▶ Document:
# # # # # # #

# Firestone Special Cruiser - Information Needed



## LightwaterMatt (Aug 26, 2010)

Hi Everyone,

I am from the UK and have owned this bike for about 4 years.  Can anyone help identify the manufacturer, age and history etc.  Over the years I have managed to find Firestone Super Cruisers and Silver Cruisers but never a Special Cruiser.

Yesterday I found a Special Cruiser head badge for sale on ebay for $29 (the badge is exactly the same as mine) with no sign of the bike it used to be attached to.

My plan is to strip the bike down and restore it as I really want to ride it, but of course don't want to do this if it is particularly rare/valuable.

If anyone can give me any info I would be really grateful.

Matt


----------



## DonChristie (Aug 26, 2010)

I have said it before and I will say it again " it's only original once"


----------



## Adamtinkerer (Aug 26, 2010)

It's a late 50s, built by the Snyder co, makers of Rollfast, most Hawthornes, and others. Monark built most Firestones from the early-mid 50s. Sometime in the early-mid 60s, they started sourcing bikes from Huffy, AMF, or maybe both! Pesonally, I wouldn't change much on your bike, though I'd probably repaint the rims & fender light.


----------



## LightwaterMatt (Aug 26, 2010)

Thanks for the help Adam.  I will take a closer look at Snyder Co

Matt


----------



## bentpedal (Aug 27, 2010)

I had a ladies Firestone Special Cruiser. I was told it was an early to mid 50's. Had rear slotted dropouts with adjusting screw's, a Bendix rear & a New Departure front hub. It was a pretty solid bike. Went through it mechanically & sold it to a friend who loves it.


----------



## teisco (Aug 28, 2010)

Yes it looks just like my 58 Rollfast


----------



## LightwaterMatt (Aug 31, 2010)

Thanks Teisco, thats a beautiful bike,  hopefully mine will look that good one day!


----------



## Paul barnes (Sep 27, 2016)

I just bought a firestone special cruiser pretty rusty,  how do I find out how old it is? May Restore, needs a lot of work   Though. Would it be worth restoring?


----------



## Freqman1 (Sep 27, 2016)

If it is like the bike shown it will not be worth restoring. This is a mid level model and not worth a great deal even original and nice. Post a pic and the serial number. V/r Shawn


----------



## Schmity03 (Apr 12, 2017)

I just redid one and I'm still unable to find a badge


----------



## Roadkill (Apr 15, 2017)

I would just clean it up and enjoy it.
Ride on,
Sean


----------



## Schmity03 (Apr 15, 2017)

That's exactly what I did I kept it og and just put new tires on it


----------

# # # # # # #

(Element and region listings)
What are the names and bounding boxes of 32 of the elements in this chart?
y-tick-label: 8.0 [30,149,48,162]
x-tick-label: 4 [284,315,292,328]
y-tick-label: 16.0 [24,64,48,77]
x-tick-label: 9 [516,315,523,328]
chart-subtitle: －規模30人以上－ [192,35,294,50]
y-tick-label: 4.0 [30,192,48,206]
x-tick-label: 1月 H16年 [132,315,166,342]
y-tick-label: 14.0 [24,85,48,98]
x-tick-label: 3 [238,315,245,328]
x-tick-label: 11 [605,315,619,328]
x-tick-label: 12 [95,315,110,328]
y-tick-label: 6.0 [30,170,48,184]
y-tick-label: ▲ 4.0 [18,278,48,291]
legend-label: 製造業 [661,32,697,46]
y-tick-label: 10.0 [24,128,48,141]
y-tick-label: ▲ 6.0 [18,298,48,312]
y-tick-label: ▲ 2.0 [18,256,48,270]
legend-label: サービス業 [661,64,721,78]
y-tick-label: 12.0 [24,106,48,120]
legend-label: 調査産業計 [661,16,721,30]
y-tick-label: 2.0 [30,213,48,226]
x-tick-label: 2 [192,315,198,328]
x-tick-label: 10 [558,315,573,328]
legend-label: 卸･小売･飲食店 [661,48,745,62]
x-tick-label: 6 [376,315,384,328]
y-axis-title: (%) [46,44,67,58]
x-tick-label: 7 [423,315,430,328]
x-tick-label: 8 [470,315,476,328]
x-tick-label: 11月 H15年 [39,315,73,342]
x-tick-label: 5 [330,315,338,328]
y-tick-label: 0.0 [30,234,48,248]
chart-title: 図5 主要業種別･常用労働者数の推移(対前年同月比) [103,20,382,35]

# # # # # # #

▶ Exercise instructions:
A. List every distinct username that posted in the Firestone Special Cruiser thread during 2010.
B. Retype the entries from their first line through the line that contains "y-tick-label: 6.0 [30,170,48,184]", including both of those lines, without changing anything.

▶ Answers in order:
A. LightwaterMatt, DonChristie, Adamtinkerer, bentpedal, teisco

B.
What are the names and bounding boxes of 32 of the elements in this chart?
y-tick-label: 8.0 [30,149,48,162]
x-tick-label: 4 [284,315,292,328]
y-tick-label: 16.0 [24,64,48,77]
x-tick-label: 9 [516,315,523,328]
chart-subtitle: －規模30人以上－ [192,35,294,50]
y-tick-label: 4.0 [30,192,48,206]
x-tick-label: 1月 H16年 [132,315,166,342]
y-tick-label: 14.0 [24,85,48,98]
x-tick-label: 3 [238,315,245,328]
x-tick-label: 11 [605,315,619,328]
x-tick-label: 12 [95,315,110,328]
y-tick-label: 6.0 [30,170,48,184]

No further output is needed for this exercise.